Each line of the material below that holds the word "bowl" needs to be copied.

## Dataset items
════════════════════

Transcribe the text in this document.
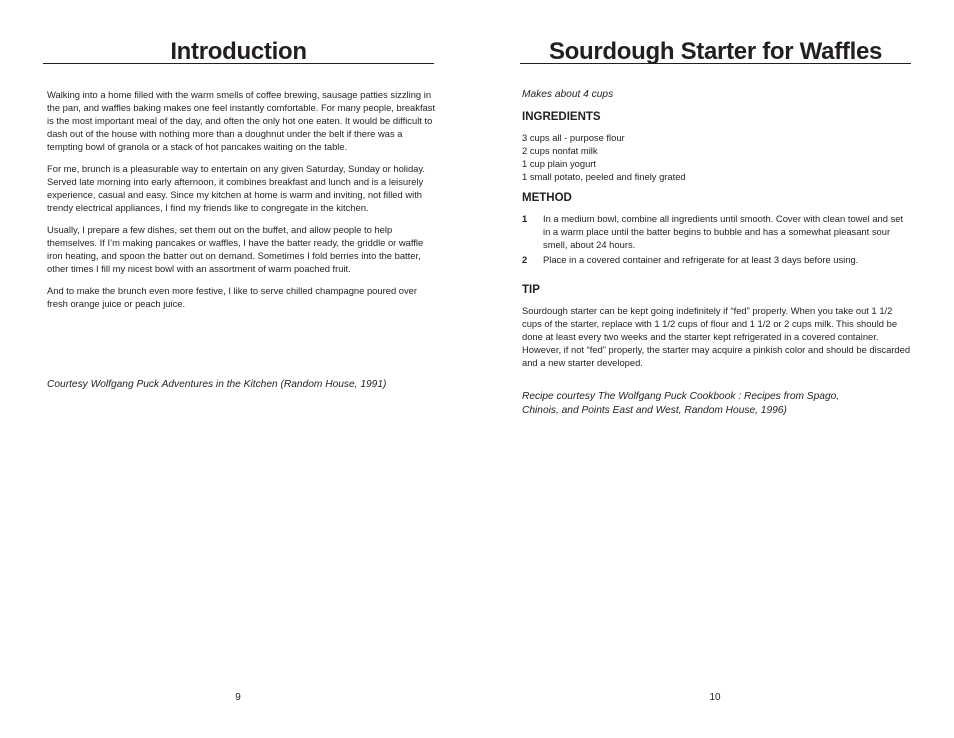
Introduction

Walking into a home filled with the warm smells of coffee brewing, sausage patties sizzling in the pan, and waffles baking makes one feel instantly comfortable. For many people, breakfast is the most important meal of the day, and often the only hot one eaten. It would be difficult to dash out of the house with nothing more than a doughnut under the belt if there was a tempting bowl of granola or a stack of hot pancakes waiting on the table.

For me, brunch is a pleasurable way to entertain on any given Saturday, Sunday or holiday. Served late morning into early afternoon, it combines breakfast and lunch and is a leisurely experience, casual and easy. Since my kitchen at home is warm and inviting, not filled with trendy electrical appliances, I find my friends like to congregate in the kitchen.

Usually, I prepare a few dishes, set them out on the buffet, and allow people to help themselves. If I’m making pancakes or waffles, I have the batter ready, the griddle or waffle iron heating, and spoon the batter out on demand. Sometimes I fold berries into the batter, other times I fill my nicest bowl with an assortment of warm poached fruit.

And to make the brunch even more festive, I like to serve chilled champagne poured over fresh orange juice or peach juice.

Courtesy Wolfgang Puck Adventures in the Kitchen (Random House, 1991)
9
Sourdough Starter for Waffles
Makes about 4 cups
INGREDIENTS
3 cups all - purpose flour
2 cups nonfat milk
1 cup plain yogurt
1 small potato, peeled and finely grated
METHOD
1 In a medium bowl, combine all ingredients until smooth. Cover with clean towel and set in a warm place until the batter begins to bubble and has a somewhat pleasant sour smell, about 24 hours.
2 Place in a covered container and refrigerate for at least 3 days before using.
TIP
Sourdough starter can be kept going indefinitely if “fed” properly. When you take out 1 1/2 cups of the starter, replace with 1 1/2 cups of flour and 1 1/2 or 2 cups milk. This should be done at least every two weeks and the starter kept refrigerated in a covered container. However, if not “fed” properly, the starter may acquire a pinkish color and should be discarded and a new starter developed.
Recipe courtesy The Wolfgang Puck Cookbook : Recipes from Spago,
Chinois, and Points East and West, Random House, 1996)
10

════════════════════

## RESPONSE TO THE EXERCISE
Walking into a home filled with the warm smells of coffee brewing, sausage patties sizzling in the pan, and waffles baking makes one feel instantly comfortable. For many people, breakfast is the most important meal of the day, and often the only hot one eaten. It would be difficult to dash out of the house with nothing more than a doughnut under the belt if there was a tempting bowl of granola or a stack of hot pancakes waiting on the table.
Usually, I prepare a few dishes, set them out on the buffet, and allow people to help themselves. If I’m making pancakes or waffles, I have the batter ready, the griddle or waffle iron heating, and spoon the batter out on demand. Sometimes I fold berries into the batter, other times I fill my nicest bowl with an assortment of warm poached fruit.
1 In a medium bowl, combine all ingredients until smooth. Cover with clean towel and set in a warm place until the batter begins to bubble and has a somewhat pleasant sour smell, about 24 hours.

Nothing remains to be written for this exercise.